>> Start PAGE EXCERPT
Given the two expressions 13+65 and 17+68
We are asked to determine which expression is greater without solving them.
Upon observing them, we see that 17 is larger than 13 and also 68 is larger than 65.
If each term of the second expression is greater than those of the first, then the entire second expression is greater than the first.
Therefore, it is true that:
13+65<17+68
If we know that 600×12=7200
what will be the result of the exercise 12×1200 without calculating it?
Let's look at the data we have and compare it with the exercise we need to solve:
12×1200=12×600×2=7200×2=14400
In fact, what did we do? In the required exercise, we can represent the 1200 by 600×2. This will give us the given expression, and all we have to do is multiply the result by 2.
We can also talk about estimation when referring to percentages.
We will demonstrate this with an example.
If we need to estimate the 50% of 1503, we can say that 1503 is quite close to 1500, and therefore, we can say that the 50% would give us approximately 750.
That is, 50% of 1503≈750
We need to fill in the greater than/less than/equal to sign between the following two expressions: 69+27 --- 66+24
Solution:
Let's look at the two expressions and see that 69 is larger than 66 and also 27 is larger than 24.
Therefore, it is not necessary for us to calculate the exact result to determine that:
69+27>66+24
We are asked to deduce from the following data 40×12=480 the result of the exercise 40×24.
Solution:
In this case as well, we can see that 24×40=12×40×2 holds true.
This means that we do not need an exact calculation, but all we need to do is to multiply the given result by 2.
Which will give us: 24×40=12×40×2=480×2=960
We are asked to solve the exercise 21×41 approximately, without a calculator and without performing an exact calculation.
Solution
In this case too, we can use estimation to make an approximate calculation.
We will round 41 to 40.
We will round 21 to 20.
Now we will multiply the estimated results and obtain the following: 40×20=800.
That is, the approximate result of the required exercise is 800.
If the number 400 is increased by a number greater than 70
What can we say about the result?
Solution:
In this case, it's about adding or subtracting inexact numbers.
If we add 400 plus 70, the result would be 470.
Since we are adding to 400 a number larger than 70, the result we will obtain will be greater than 470.
What is estimation in mathematics?
>> End PAGE EXCERPT
>> Start EXTRACTED ENTRIES
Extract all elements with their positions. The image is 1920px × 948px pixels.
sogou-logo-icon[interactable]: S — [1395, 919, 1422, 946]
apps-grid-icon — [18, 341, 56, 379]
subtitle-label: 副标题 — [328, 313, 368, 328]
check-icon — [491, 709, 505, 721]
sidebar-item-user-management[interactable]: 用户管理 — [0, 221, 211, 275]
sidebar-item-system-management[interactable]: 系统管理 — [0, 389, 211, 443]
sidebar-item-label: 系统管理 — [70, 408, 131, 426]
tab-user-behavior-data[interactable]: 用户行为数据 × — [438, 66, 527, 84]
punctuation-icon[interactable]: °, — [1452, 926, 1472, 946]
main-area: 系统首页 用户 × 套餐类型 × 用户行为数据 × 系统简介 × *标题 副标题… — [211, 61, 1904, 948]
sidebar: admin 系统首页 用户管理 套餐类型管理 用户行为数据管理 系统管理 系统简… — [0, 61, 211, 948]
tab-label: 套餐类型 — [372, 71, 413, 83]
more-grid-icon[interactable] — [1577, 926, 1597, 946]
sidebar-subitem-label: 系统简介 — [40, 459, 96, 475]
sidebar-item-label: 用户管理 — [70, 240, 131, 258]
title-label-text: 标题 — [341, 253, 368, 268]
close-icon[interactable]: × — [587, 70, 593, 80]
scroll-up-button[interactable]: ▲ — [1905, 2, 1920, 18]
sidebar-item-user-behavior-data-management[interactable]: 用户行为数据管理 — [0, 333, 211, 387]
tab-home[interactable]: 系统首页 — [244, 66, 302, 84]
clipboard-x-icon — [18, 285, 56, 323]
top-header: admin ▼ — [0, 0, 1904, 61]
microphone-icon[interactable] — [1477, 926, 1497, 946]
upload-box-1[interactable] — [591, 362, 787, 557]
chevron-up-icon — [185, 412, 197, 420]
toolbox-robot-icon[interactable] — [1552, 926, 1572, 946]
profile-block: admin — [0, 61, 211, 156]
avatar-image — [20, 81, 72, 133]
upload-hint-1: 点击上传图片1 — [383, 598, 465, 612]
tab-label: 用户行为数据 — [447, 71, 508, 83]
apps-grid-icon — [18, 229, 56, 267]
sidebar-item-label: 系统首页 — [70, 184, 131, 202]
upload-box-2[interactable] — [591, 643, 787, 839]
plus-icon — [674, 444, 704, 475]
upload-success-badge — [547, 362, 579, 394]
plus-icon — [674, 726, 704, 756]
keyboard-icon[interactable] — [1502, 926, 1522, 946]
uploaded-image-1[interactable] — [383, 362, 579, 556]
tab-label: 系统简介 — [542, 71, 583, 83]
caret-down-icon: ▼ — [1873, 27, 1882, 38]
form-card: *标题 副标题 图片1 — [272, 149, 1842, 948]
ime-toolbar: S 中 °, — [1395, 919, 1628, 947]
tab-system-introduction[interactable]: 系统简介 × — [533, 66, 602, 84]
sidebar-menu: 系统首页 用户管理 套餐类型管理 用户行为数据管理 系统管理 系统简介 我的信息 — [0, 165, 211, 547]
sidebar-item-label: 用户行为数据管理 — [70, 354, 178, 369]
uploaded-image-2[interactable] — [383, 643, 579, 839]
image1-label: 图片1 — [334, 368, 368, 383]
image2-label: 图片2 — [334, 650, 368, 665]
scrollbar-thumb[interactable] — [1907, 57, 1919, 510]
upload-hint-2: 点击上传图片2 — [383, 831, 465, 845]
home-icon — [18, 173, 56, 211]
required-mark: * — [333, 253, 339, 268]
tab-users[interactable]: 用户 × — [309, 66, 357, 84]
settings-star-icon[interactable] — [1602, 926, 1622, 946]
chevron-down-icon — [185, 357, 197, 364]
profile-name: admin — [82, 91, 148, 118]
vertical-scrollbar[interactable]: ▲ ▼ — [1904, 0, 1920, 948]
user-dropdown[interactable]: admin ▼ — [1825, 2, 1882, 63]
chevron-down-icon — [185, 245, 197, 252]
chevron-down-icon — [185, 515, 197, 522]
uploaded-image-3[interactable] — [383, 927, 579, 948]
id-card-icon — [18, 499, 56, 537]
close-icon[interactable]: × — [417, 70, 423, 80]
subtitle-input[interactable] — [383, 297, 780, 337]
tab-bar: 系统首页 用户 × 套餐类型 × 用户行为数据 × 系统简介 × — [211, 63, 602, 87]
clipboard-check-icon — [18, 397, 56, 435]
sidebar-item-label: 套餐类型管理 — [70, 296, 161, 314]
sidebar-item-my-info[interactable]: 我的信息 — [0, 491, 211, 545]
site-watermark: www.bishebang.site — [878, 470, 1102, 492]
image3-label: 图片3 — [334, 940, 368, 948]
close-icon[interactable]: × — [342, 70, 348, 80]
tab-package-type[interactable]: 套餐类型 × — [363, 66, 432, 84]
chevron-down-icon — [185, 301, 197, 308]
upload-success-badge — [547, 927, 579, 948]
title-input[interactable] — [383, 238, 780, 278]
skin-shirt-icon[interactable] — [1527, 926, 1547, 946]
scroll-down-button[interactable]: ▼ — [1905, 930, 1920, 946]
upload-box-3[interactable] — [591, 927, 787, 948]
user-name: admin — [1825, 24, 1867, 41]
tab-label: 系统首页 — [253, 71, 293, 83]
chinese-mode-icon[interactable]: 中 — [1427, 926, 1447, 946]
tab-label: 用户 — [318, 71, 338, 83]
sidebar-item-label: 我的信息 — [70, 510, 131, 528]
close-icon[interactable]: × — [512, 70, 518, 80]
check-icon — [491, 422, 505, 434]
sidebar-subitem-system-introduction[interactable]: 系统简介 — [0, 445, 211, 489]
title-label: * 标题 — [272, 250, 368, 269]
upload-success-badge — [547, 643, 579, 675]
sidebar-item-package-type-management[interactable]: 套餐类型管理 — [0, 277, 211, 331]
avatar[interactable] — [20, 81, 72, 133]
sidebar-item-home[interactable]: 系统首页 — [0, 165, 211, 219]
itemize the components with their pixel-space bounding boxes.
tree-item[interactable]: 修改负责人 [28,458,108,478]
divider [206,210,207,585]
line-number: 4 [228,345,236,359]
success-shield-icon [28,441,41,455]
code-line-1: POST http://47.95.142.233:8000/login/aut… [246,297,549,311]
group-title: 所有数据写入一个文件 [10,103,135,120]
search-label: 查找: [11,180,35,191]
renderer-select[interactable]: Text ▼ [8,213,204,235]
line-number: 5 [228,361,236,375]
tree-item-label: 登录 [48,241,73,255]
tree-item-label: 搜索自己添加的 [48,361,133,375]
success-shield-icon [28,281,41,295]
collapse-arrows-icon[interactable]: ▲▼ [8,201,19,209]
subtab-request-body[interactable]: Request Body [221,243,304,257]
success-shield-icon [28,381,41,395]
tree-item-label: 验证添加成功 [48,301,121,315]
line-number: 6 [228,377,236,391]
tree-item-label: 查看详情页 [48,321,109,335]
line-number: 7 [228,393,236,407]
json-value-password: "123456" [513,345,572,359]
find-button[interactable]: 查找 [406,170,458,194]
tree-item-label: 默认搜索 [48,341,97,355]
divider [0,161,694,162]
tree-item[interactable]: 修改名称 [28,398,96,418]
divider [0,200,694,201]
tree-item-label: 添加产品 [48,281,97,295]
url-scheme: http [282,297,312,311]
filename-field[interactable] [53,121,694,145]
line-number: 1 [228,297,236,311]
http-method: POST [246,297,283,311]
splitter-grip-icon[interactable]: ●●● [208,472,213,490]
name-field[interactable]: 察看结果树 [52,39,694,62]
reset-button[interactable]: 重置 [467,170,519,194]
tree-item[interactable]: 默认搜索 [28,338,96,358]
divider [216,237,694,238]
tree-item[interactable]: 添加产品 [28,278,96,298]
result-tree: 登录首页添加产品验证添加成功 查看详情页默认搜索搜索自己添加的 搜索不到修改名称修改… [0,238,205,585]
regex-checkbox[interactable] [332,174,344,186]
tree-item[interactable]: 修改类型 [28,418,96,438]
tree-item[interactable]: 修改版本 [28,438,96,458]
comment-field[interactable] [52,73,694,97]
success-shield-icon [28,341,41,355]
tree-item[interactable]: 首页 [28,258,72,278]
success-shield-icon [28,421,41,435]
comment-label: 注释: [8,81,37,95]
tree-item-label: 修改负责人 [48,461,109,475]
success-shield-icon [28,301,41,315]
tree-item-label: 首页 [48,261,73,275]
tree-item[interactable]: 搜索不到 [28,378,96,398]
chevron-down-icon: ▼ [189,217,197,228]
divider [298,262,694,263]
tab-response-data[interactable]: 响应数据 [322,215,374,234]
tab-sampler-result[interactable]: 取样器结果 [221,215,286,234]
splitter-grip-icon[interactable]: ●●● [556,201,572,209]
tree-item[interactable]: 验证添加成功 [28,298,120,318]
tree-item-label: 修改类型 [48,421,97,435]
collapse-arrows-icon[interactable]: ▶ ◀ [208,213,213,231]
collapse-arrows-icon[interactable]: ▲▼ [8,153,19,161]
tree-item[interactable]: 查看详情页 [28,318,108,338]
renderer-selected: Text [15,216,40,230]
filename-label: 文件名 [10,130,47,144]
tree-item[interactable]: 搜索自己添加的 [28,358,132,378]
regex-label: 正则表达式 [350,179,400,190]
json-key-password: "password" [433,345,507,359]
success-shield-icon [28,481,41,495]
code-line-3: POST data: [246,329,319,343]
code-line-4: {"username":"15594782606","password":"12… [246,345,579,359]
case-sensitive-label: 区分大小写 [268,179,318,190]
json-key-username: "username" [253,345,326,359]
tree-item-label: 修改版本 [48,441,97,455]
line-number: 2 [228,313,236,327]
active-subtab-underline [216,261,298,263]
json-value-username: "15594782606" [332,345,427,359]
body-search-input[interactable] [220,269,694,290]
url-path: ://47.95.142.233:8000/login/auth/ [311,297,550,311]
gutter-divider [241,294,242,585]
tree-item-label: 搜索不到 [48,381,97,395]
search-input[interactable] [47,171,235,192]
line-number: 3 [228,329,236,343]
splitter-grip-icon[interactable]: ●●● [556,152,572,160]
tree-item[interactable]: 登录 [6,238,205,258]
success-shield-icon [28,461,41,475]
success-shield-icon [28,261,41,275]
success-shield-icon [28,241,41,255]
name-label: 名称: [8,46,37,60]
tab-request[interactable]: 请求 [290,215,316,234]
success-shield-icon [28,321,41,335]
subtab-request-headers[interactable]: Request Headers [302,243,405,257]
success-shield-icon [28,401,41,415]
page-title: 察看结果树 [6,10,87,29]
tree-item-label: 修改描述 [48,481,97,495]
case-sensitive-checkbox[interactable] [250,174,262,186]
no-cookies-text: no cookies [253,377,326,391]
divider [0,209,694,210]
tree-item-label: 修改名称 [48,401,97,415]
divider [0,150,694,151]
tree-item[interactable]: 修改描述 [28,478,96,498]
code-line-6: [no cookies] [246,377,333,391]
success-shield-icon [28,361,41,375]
>> End EXTRACTED ENTRIES
=== TASK A ===
Could you reproduce, word for word, the part of the text on estimation that opens with the words containing "We will round 41" and closes with "estimation in mathematics?"?
=== TASK B ===
Can you take the text on estimation further, picking up after its last line?
The rows are separate material, apart from the text on estimation.

=== EXERCISE ANSWER A ===
We will round 41 to 40.
We will round 21 to 20.
Now we will multiply the estimated results and obtain the following: 40×20=800.
That is, the approximate result of the required exercise is 800.
If the number 400 is increased by a number greater than 70
What can we say about the result?
Solution:
In this case, it's about adding or subtracting inexact numbers.
If we add 400 plus 70, the result would be 470.
Since we are adding to 400 a number larger than 70, the result we will obtain will be greater than 470.
What is estimation in mathematics?

=== EXERCISE ANSWER B ===
In mathematics, an estimation is an approximation of a calculation, whether it be addition, subtraction, multiplication, or any other operation; however, when estimating, it is not necessary to perform the operation as such, that is, it is not necessary to carry it out and get the exact result, but rather just to estimate an approximate result.
What is an estimation and why is it important?
As we have already mentioned, an estimation is an approximation of some result. It is very important because from a young age we are taught to perform some mental calculations of operations to reach an approximate result without the need to perform the operation as such. As this skill develops, the result will become more precise, that is, closer to the real value.
How do you estimate the result of an operation?
Let's look at some examples of how to estimate the results of some operations
Example 1
Prompt. Estimate the result of 142+256=
Solution
Let's break down the numbers of each addend into hundreds, tens, and ones as follows:
142=100+40+2
256=200+50+6
Now let's add the hundreds, tens, and ones separately
100+200=300
40+50=90
2+6=8
From here we can estimate that the result will be 398
Result
398
Example 2
Prompt. Estimate the following operation 19⋅23=
Solution:
To estimate the result, we will round each factor as follows
The number 19 will be rounded to 20
And the number 23 will be rounded to 20
Therefore, we perform the multiplication 20⋅20=400
Then an approximate result is 400, it should be noted that this is not the correct result, it is just an estimation of the result.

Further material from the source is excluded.